In Experiment 2 the precursor and masker were always broadband and the temporal predictability and coherence of the signal band (1 kHz frequency band) and off-frequency components (0.25, 0.5, 2 and 4 kHz) were manipulated yielding 4 conditions with different precursors (see Fig. 2): temporally regular across all frequency bands (TP+TC+), jittered within the signal band (TP−SIGTC−), the flanker bands (TP+SIGTC−), or both (TP−TC−), and an additional ‘no-build up’, or neutral TP0, condition which just contained the masker with no precursor. Schematics of the stimuli in each experiment are included in Figs. 1A and 2A.
Testing protocol
The experimental protocol was approved by the University College of London Research Ethics Committee and all research was performed in accordance with the relevant guidelines and regulations.
Staircase procedure
An adaptive staircase procedure was used to vary signal level between trials. A 3-down 1-up design was used with three sequential rules for varying the change in sound level (with rule changes being applied immediately after the last reversal): rule 1 = 3 reversals with a 6 dB step size, rule 2 = 3 reversals with a 2 dB step size and rule 3 = 4 reversals with a 1 dB step size. The tone signal level started at 65 dB SPL for each block.

* SOURCE EXCERPT *
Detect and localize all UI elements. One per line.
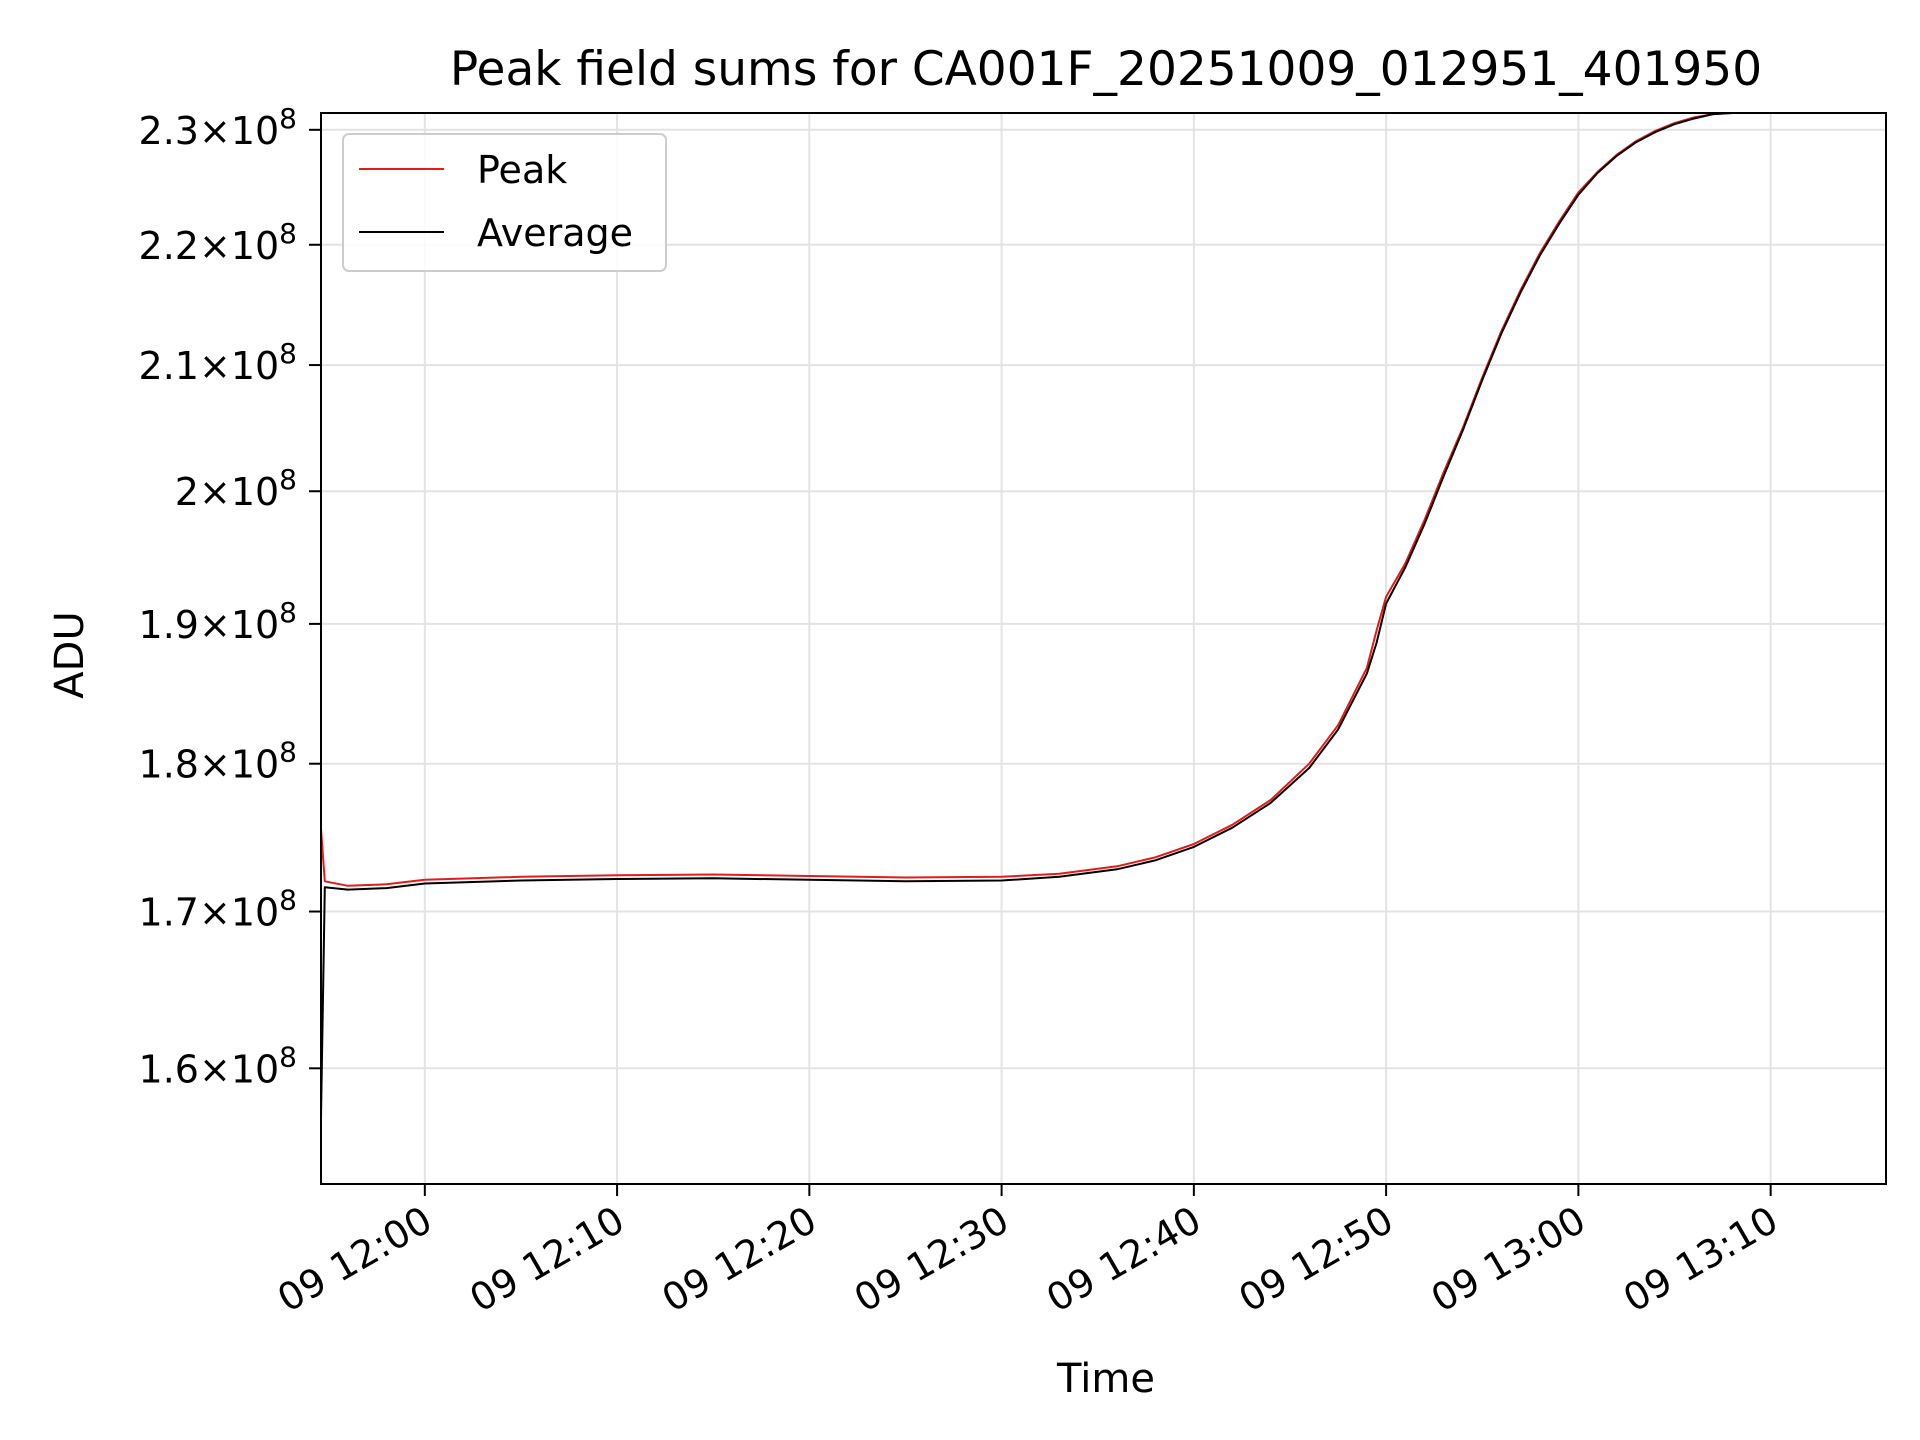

* TASK INSTRUCTIONS *
Reproduce the whole masking-experiment methods text above, word for word.

* REPLY TO THE EXERCISE *
In Experiment 2 the precursor and masker were always broadband and the temporal predictability and coherence of the signal band (1 kHz frequency band) and off-frequency components (0.25, 0.5, 2 and 4 kHz) were manipulated yielding 4 conditions with different precursors (see Fig. 2): temporally regular across all frequency bands (TP+TC+), jittered within the signal band (TP−SIGTC−), the flanker bands (TP+SIGTC−), or both (TP−TC−), and an additional ‘no-build up’, or neutral TP0, condition which just contained the masker with no precursor. Schematics of the stimuli in each experiment are included in Figs. 1A and 2A.
Testing protocol
The experimental protocol was approved by the University College of London Research Ethics Committee and all research was performed in accordance with the relevant guidelines and regulations.
Staircase procedure
An adaptive staircase procedure was used to vary signal level between trials. A 3-down 1-up design was used with three sequential rules for varying the change in sound level (with rule changes being applied immediately after the last reversal): rule 1 = 3 reversals with a 6 dB step size, rule 2 = 3 reversals with a 2 dB step size and rule 3 = 4 reversals with a 1 dB step size. The tone signal level started at 65 dB SPL for each block.